## Exercise brief
Out of all the lines below, count those with the word "营业盈余". Give the number only.

Stored data entries

>>>

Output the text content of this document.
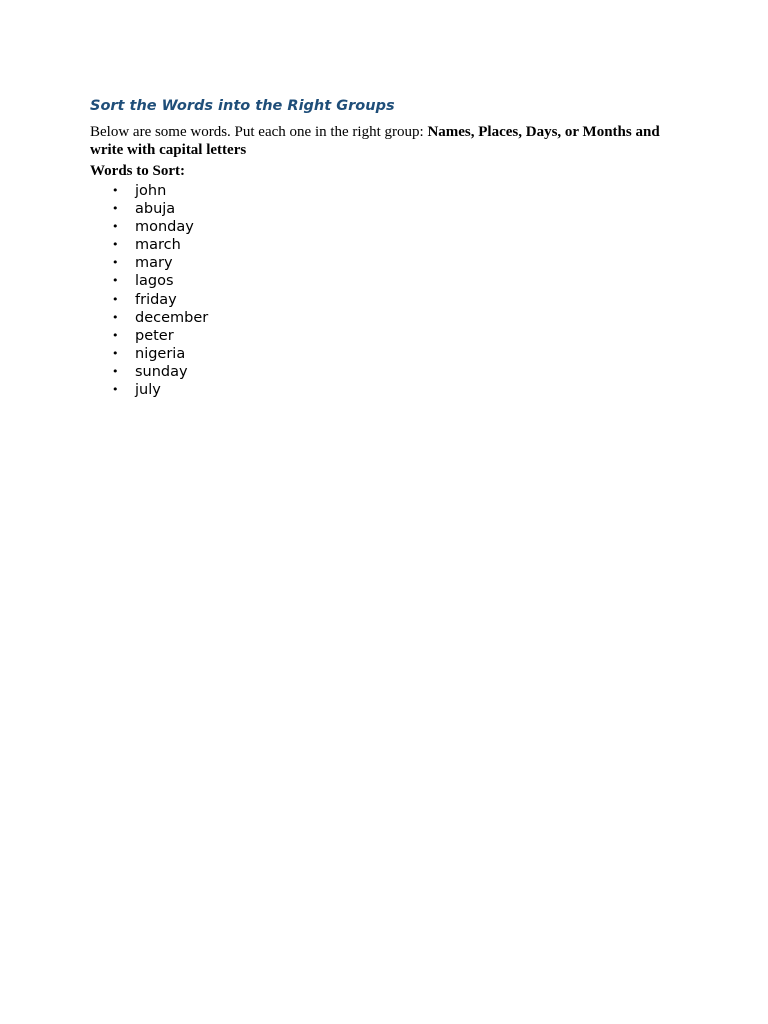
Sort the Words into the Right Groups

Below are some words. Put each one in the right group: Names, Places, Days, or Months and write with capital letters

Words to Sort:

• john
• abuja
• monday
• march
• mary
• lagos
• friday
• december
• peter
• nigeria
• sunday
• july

<<<
>>>

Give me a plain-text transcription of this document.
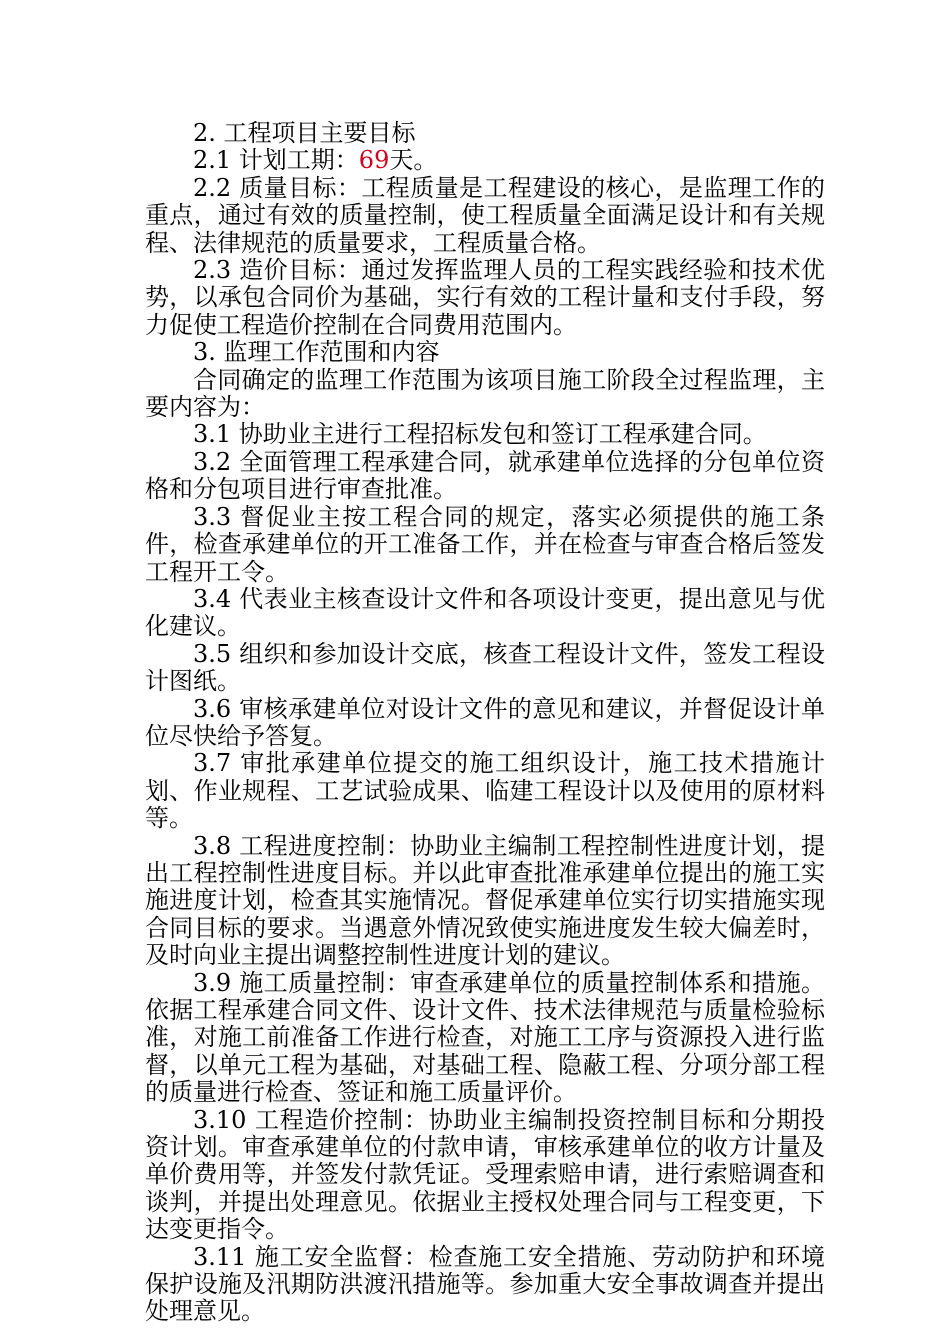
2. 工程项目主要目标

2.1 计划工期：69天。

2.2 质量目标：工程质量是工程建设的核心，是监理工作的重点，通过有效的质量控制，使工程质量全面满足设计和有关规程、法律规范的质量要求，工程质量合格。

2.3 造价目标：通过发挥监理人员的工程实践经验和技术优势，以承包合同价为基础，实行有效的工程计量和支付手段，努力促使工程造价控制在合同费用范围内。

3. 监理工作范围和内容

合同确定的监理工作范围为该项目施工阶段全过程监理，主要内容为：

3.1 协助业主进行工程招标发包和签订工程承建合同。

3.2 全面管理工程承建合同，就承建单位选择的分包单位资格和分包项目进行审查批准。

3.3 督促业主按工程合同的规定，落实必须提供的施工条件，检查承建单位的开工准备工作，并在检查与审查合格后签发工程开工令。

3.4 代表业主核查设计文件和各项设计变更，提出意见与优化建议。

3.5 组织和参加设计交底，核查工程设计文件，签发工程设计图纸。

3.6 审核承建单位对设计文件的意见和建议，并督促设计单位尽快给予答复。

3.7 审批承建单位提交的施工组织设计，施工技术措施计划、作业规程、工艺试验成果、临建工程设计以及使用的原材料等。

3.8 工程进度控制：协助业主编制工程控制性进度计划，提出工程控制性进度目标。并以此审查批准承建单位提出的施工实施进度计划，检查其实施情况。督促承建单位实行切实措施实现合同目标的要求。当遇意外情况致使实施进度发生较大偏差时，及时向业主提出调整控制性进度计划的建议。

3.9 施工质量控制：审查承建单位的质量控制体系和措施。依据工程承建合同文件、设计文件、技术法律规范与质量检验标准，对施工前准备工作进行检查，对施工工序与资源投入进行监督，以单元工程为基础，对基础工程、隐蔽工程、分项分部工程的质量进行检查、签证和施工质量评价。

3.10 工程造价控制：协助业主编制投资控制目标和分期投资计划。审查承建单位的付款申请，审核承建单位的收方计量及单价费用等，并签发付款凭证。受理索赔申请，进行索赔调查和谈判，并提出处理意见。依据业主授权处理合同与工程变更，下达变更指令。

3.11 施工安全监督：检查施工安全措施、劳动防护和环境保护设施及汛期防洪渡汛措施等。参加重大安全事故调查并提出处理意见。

<<<
>>>

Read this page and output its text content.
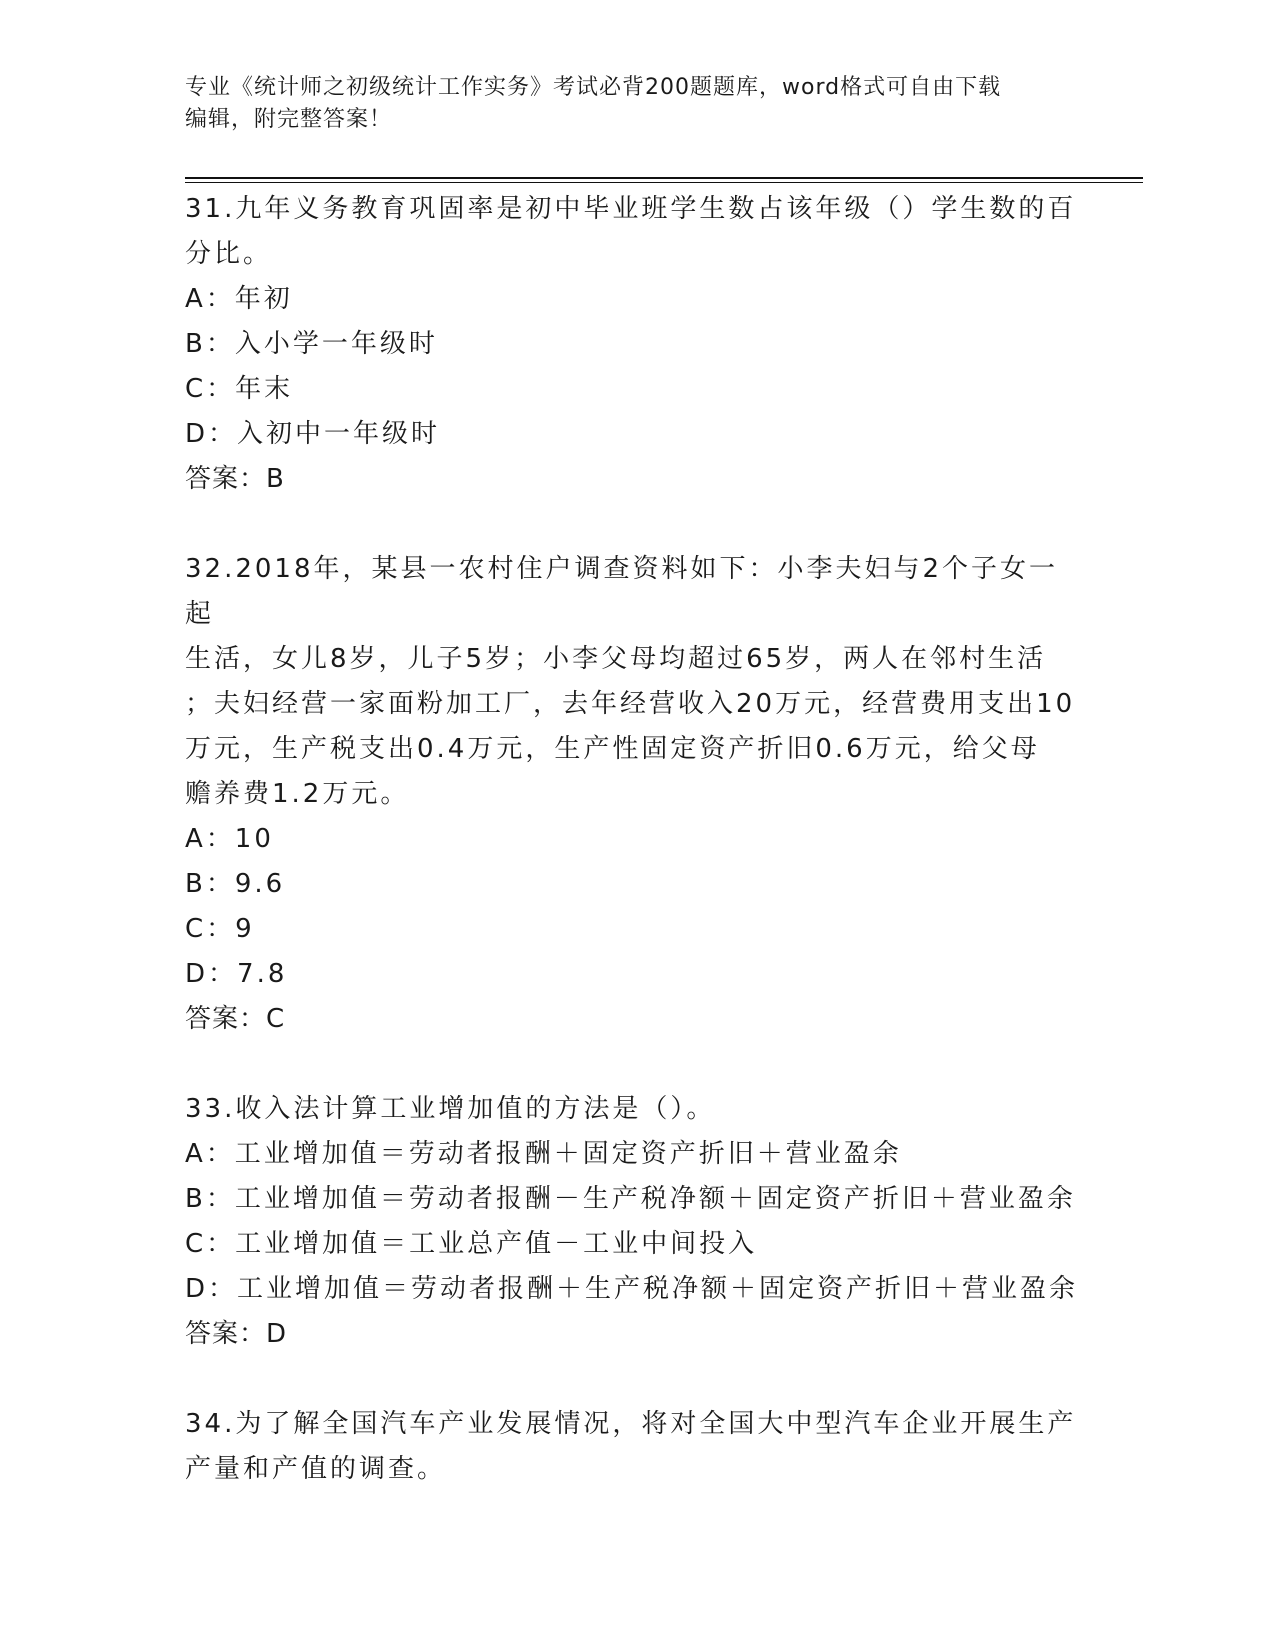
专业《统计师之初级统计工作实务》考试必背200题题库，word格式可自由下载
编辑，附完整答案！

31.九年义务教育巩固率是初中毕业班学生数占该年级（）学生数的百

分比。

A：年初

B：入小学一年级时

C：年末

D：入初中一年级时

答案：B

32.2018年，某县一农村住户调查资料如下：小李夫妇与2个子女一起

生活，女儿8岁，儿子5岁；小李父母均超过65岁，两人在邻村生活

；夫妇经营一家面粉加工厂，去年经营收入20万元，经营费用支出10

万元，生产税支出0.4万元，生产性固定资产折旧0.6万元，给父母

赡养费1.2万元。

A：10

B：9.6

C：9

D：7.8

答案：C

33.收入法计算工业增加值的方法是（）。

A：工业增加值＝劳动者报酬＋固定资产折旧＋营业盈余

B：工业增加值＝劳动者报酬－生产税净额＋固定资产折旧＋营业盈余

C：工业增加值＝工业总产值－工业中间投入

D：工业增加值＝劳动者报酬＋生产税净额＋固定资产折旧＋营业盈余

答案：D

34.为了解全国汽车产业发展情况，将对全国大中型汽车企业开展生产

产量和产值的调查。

<<<

## Solution
3